■ **INSTRUCTION**:
Count the lines below that contain the word "icon" and give only that number.
## Start
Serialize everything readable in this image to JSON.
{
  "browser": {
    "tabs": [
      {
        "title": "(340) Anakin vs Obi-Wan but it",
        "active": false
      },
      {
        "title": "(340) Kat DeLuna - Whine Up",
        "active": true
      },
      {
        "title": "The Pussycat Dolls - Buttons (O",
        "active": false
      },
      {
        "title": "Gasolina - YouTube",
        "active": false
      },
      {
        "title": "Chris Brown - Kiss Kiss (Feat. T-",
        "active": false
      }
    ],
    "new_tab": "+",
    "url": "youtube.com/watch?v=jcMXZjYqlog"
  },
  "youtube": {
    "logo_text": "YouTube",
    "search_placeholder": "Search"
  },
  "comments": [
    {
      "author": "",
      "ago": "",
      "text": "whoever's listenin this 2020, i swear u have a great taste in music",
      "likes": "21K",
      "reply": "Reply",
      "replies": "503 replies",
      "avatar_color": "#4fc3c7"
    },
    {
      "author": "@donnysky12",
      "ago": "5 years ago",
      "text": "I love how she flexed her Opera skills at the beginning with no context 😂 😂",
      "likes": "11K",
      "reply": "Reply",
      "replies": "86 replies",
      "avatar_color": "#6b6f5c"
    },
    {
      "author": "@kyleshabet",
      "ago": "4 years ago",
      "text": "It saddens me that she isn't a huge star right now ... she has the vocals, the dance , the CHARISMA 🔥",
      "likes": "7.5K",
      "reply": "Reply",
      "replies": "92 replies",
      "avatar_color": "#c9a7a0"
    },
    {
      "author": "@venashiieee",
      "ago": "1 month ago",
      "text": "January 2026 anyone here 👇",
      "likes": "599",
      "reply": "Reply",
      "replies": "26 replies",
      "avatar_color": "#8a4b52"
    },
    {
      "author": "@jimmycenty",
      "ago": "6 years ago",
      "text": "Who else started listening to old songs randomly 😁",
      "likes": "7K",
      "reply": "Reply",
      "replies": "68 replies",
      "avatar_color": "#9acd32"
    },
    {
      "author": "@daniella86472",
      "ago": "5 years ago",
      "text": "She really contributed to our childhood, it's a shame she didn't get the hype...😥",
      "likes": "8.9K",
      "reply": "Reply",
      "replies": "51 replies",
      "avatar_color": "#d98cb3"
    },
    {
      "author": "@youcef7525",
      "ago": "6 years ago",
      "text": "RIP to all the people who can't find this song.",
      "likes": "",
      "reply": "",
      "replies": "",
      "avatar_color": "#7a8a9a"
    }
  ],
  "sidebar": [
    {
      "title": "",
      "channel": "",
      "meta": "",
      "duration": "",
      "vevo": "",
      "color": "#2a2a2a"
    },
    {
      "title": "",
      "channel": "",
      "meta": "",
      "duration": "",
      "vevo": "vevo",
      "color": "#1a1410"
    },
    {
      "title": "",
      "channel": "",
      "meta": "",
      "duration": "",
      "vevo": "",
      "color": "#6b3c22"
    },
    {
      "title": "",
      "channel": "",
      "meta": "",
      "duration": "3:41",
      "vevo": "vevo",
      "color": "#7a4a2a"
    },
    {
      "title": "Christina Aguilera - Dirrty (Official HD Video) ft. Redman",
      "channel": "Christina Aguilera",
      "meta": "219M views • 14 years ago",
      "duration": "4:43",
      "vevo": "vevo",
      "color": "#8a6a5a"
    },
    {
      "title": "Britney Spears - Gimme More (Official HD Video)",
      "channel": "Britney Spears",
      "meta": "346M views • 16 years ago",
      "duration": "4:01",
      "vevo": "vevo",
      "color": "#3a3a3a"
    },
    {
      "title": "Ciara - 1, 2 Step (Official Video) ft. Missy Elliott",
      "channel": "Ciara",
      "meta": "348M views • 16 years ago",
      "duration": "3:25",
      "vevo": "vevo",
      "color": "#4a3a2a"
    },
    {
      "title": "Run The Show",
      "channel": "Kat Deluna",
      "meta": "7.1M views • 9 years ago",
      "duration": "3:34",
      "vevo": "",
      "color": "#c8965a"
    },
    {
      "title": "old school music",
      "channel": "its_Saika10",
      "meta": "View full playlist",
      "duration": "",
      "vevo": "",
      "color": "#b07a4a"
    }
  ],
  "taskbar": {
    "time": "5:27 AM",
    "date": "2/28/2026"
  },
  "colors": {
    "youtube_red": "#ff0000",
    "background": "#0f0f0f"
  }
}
## End
## Start
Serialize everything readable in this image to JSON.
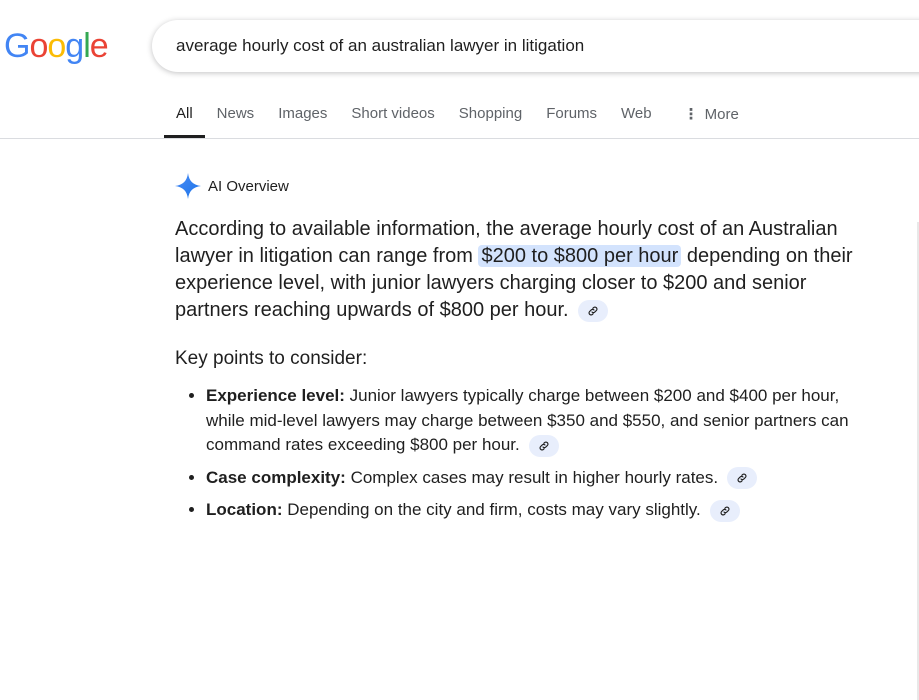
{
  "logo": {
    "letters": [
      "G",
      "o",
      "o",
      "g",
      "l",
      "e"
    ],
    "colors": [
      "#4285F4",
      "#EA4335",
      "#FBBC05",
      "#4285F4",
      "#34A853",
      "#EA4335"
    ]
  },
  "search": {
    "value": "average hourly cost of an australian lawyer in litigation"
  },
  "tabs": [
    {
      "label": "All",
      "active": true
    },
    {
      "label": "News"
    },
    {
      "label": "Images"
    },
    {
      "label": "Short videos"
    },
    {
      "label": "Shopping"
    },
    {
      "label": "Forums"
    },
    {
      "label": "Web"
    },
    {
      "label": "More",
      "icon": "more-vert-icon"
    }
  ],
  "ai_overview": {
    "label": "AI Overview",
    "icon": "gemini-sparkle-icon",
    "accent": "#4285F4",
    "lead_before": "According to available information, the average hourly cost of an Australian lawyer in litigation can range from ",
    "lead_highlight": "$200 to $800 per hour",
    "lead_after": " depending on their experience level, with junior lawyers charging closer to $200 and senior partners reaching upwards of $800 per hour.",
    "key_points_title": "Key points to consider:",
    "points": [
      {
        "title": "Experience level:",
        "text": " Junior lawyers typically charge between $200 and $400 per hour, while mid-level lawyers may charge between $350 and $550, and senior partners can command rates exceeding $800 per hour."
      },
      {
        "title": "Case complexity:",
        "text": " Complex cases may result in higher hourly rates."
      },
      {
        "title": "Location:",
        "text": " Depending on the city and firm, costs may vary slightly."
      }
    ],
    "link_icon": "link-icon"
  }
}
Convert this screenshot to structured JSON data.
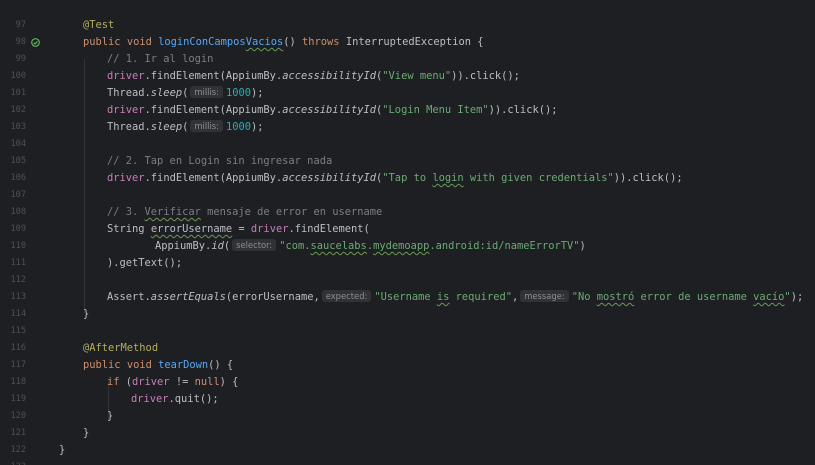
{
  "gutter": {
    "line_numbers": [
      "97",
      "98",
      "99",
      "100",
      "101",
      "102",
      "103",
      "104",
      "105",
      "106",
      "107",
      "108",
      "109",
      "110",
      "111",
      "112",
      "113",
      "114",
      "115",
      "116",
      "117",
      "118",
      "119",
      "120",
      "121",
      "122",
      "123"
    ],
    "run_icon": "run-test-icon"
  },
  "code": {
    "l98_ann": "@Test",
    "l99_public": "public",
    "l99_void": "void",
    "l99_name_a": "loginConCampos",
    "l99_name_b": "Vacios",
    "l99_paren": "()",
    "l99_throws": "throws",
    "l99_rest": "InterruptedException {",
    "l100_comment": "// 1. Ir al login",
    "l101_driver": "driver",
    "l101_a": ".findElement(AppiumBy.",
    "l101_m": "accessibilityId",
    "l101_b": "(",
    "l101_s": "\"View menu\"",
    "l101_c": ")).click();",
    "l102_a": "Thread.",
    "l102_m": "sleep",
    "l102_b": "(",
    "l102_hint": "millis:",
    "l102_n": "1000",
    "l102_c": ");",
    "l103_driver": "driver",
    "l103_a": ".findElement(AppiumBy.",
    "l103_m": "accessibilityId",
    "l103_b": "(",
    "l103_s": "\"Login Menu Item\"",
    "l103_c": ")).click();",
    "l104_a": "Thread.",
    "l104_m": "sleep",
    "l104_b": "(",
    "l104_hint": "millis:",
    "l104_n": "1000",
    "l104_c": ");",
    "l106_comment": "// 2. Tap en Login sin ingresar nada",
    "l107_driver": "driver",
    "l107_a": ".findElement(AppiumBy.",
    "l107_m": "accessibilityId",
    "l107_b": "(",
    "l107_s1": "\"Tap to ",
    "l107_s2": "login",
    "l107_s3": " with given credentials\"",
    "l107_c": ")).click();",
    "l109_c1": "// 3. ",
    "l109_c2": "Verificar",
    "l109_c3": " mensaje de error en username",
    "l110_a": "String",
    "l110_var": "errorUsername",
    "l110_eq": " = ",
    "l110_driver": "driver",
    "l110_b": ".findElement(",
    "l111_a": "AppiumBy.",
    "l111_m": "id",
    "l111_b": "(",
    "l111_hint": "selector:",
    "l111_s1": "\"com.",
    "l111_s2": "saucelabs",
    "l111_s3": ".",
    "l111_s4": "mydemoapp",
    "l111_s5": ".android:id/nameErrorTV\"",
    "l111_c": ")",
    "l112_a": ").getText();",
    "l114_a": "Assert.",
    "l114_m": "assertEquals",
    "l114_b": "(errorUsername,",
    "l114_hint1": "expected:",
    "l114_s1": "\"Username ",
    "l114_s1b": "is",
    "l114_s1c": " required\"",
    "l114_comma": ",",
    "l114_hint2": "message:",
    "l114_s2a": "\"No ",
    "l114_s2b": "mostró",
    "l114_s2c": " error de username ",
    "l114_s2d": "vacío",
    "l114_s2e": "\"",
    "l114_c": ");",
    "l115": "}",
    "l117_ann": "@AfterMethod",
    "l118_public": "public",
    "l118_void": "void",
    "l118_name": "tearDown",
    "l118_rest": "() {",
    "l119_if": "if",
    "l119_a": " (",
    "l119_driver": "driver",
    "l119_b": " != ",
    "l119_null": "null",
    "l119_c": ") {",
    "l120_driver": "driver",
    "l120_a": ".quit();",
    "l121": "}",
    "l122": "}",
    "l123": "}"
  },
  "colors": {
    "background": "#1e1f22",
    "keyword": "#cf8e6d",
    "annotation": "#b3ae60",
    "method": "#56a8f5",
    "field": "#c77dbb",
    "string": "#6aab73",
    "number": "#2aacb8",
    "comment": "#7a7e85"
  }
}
## End
■ **ANSWER TO THE TASK**:
4